### SET PROBLEM
Find the line containing "Give me a plain-text", then print it and each following line through the end of the records, exactly and with nothing added; leave out any pictures.

:: LISTING ::

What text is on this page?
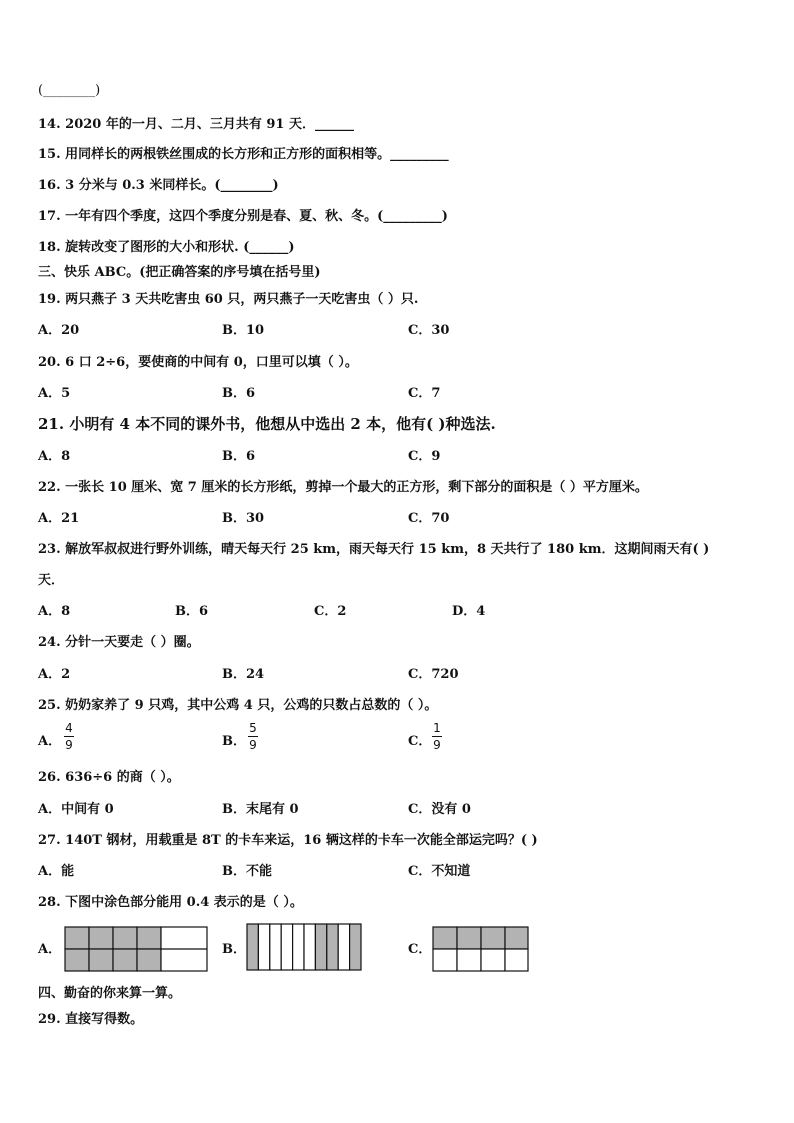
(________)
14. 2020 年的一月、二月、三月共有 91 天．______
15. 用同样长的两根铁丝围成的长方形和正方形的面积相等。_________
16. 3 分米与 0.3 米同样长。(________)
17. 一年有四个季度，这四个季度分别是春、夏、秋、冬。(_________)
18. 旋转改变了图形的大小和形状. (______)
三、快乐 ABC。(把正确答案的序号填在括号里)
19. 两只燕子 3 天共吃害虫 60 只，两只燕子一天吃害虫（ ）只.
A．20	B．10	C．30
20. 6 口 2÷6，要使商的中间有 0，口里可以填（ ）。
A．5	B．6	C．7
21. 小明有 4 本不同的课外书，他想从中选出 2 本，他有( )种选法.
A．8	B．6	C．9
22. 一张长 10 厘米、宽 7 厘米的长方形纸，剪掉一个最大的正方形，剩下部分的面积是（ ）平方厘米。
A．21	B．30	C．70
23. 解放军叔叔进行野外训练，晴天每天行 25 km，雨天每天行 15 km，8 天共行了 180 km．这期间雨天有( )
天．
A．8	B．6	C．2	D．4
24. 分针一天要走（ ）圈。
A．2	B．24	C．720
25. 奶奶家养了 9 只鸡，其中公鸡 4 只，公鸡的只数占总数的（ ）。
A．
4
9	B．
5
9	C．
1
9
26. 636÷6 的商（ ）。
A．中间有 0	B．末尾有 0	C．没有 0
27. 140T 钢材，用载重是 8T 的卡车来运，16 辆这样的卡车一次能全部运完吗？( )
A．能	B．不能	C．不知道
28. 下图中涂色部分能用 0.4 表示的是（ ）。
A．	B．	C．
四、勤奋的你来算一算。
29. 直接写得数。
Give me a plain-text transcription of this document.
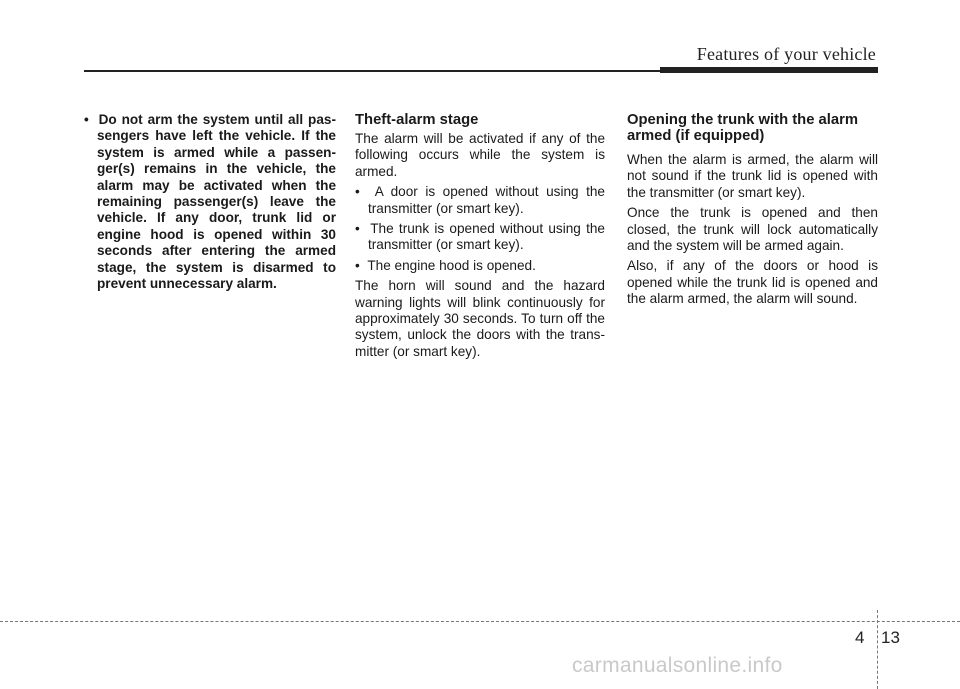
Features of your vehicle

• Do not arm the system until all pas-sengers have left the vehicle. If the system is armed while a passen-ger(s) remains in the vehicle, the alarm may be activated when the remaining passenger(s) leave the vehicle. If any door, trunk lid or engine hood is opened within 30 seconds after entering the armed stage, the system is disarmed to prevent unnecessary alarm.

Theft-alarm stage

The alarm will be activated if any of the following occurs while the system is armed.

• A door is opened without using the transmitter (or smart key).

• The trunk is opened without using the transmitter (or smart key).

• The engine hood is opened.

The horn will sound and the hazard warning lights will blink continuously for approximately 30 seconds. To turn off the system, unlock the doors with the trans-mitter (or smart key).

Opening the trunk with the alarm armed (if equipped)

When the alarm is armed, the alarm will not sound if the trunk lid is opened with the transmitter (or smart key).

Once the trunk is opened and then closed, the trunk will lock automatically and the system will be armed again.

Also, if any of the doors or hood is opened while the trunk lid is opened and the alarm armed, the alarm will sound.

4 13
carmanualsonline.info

:::

### REPLY TO THE EXERCISE
Give me a plain-text transcription of this document.
Features of your vehicle

• Do not arm the system until all pas-sengers have left the vehicle. If the system is armed while a passen-ger(s) remains in the vehicle, the alarm may be activated when the remaining passenger(s) leave the vehicle. If any door, trunk lid or engine hood is opened within 30 seconds after entering the armed stage, the system is disarmed to prevent unnecessary alarm.

Theft-alarm stage

The alarm will be activated if any of the following occurs while the system is armed.

• A door is opened without using the transmitter (or smart key).

• The trunk is opened without using the transmitter (or smart key).

• The engine hood is opened.

The horn will sound and the hazard warning lights will blink continuously for approximately 30 seconds. To turn off the system, unlock the doors with the trans-mitter (or smart key).

Opening the trunk with the alarm armed (if equipped)

When the alarm is armed, the alarm will not sound if the trunk lid is opened with the transmitter (or smart key).

Once the trunk is opened and then closed, the trunk will lock automatically and the system will be armed again.

Also, if any of the doors or hood is opened while the trunk lid is opened and the alarm armed, the alarm will sound.

4 13
carmanualsonline.info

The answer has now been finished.